[[ Input records, beginning ]]

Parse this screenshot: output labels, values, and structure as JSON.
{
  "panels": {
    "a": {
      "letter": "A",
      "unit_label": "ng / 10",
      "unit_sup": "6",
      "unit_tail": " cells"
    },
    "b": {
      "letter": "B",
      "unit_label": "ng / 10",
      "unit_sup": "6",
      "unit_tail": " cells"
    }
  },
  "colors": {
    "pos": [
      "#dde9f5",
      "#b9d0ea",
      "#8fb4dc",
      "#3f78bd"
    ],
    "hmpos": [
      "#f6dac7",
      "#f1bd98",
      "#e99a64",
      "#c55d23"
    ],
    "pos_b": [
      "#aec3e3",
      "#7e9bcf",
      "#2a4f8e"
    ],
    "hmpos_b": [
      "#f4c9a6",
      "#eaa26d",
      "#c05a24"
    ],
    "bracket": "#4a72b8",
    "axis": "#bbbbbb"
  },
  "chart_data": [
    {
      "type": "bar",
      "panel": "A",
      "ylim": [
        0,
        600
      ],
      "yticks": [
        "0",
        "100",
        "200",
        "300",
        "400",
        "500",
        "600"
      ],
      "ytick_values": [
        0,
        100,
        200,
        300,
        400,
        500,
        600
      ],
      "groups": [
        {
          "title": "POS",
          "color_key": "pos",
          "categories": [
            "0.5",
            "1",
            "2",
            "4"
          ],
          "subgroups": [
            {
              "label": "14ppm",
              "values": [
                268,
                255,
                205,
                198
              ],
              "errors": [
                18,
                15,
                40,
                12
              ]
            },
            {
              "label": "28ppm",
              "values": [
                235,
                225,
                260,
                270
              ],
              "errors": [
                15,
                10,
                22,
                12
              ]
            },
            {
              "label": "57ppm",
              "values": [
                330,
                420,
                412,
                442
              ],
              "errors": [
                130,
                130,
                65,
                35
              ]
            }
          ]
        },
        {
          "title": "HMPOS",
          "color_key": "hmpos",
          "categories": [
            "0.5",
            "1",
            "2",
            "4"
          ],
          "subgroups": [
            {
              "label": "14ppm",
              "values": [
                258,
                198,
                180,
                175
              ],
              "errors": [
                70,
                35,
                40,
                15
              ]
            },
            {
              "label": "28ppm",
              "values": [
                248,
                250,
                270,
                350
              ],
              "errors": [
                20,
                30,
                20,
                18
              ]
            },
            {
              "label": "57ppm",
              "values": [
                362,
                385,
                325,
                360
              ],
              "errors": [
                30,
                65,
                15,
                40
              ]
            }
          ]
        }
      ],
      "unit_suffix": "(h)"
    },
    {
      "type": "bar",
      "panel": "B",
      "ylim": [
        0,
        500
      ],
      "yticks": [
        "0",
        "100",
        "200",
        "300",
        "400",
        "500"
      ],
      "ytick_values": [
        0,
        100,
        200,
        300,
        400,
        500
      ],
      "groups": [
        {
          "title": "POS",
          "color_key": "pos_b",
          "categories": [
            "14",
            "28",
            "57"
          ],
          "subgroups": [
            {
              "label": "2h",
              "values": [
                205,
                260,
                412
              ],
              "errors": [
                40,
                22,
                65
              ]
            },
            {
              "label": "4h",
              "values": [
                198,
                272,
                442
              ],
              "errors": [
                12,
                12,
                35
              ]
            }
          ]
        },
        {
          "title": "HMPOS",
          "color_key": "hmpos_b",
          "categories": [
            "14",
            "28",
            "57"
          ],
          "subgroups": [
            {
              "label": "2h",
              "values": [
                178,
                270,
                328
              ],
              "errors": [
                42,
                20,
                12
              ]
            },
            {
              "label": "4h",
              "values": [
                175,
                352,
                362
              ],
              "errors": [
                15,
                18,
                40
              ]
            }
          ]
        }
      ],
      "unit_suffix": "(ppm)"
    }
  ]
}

[[ Input records, end ]]

» Your task: Quote each line above in full, word for word.

» Written reply:
Parse this screenshot: output labels, values, and structure as JSON.
{
  "panels": {
    "a": {
      "letter": "A",
      "unit_label": "ng / 10",
      "unit_sup": "6",
      "unit_tail": " cells"
    },
    "b": {
      "letter": "B",
      "unit_label": "ng / 10",
      "unit_sup": "6",
      "unit_tail": " cells"
    }
  },
  "colors": {
    "pos": [
      "#dde9f5",
      "#b9d0ea",
      "#8fb4dc",
      "#3f78bd"
    ],
    "hmpos": [
      "#f6dac7",
      "#f1bd98",
      "#e99a64",
      "#c55d23"
    ],
    "pos_b": [
      "#aec3e3",
      "#7e9bcf",
      "#2a4f8e"
    ],
    "hmpos_b": [
      "#f4c9a6",
      "#eaa26d",
      "#c05a24"
    ],
    "bracket": "#4a72b8",
    "axis": "#bbbbbb"
  },
  "chart_data": [
    {
      "type": "bar",
      "panel": "A",
      "ylim": [
        0,
        600
      ],
      "yticks": [
        "0",
        "100",
        "200",
        "300",
        "400",
        "500",
        "600"
      ],
      "ytick_values": [
        0,
        100,
        200,
        300,
        400,
        500,
        600
      ],
      "groups": [
        {
          "title": "POS",
          "color_key": "pos",
          "categories": [
            "0.5",
            "1",
            "2",
            "4"
          ],
          "subgroups": [
            {
              "label": "14ppm",
              "values": [
                268,
                255,
                205,
                198
              ],
              "errors": [
                18,
                15,
                40,
                12
              ]
            },
            {
              "label": "28ppm",
              "values": [
                235,
                225,
                260,
                270
              ],
              "errors": [
                15,
                10,
                22,
                12
              ]
            },
            {
              "label": "57ppm",
              "values": [
                330,
                420,
                412,
                442
              ],
              "errors": [
                130,
                130,
                65,
                35
              ]
            }
          ]
        },
        {
          "title": "HMPOS",
          "color_key": "hmpos",
          "categories": [
            "0.5",
            "1",
            "2",
            "4"
          ],
          "subgroups": [
            {
              "label": "14ppm",
              "values": [
                258,
                198,
                180,
                175
              ],
              "errors": [
                70,
                35,
                40,
                15
              ]
            },
            {
              "label": "28ppm",
              "values": [
                248,
                250,
                270,
                350
              ],
              "errors": [
                20,
                30,
                20,
                18
              ]
            },
            {
              "label": "57ppm",
              "values": [
                362,
                385,
                325,
                360
              ],
              "errors": [
                30,
                65,
                15,
                40
              ]
            }
          ]
        }
      ],
      "unit_suffix": "(h)"
    },
    {
      "type": "bar",
      "panel": "B",
      "ylim": [
        0,
        500
      ],
      "yticks": [
        "0",
        "100",
        "200",
        "300",
        "400",
        "500"
      ],
      "ytick_values": [
        0,
        100,
        200,
        300,
        400,
        500
      ],
      "groups": [
        {
          "title": "POS",
          "color_key": "pos_b",
          "categories": [
            "14",
            "28",
            "57"
          ],
          "subgroups": [
            {
              "label": "2h",
              "values": [
                205,
                260,
                412
              ],
              "errors": [
                40,
                22,
                65
              ]
            },
            {
              "label": "4h",
              "values": [
                198,
                272,
                442
              ],
              "errors": [
                12,
                12,
                35
              ]
            }
          ]
        },
        {
          "title": "HMPOS",
          "color_key": "hmpos_b",
          "categories": [
            "14",
            "28",
            "57"
          ],
          "subgroups": [
            {
              "label": "2h",
              "values": [
                178,
                270,
                328
              ],
              "errors": [
                42,
                20,
                12
              ]
            },
            {
              "label": "4h",
              "values": [
                175,
                352,
                362
              ],
              "errors": [
                15,
                18,
                40
              ]
            }
          ]
        }
      ],
      "unit_suffix": "(ppm)"
    }
  ]
}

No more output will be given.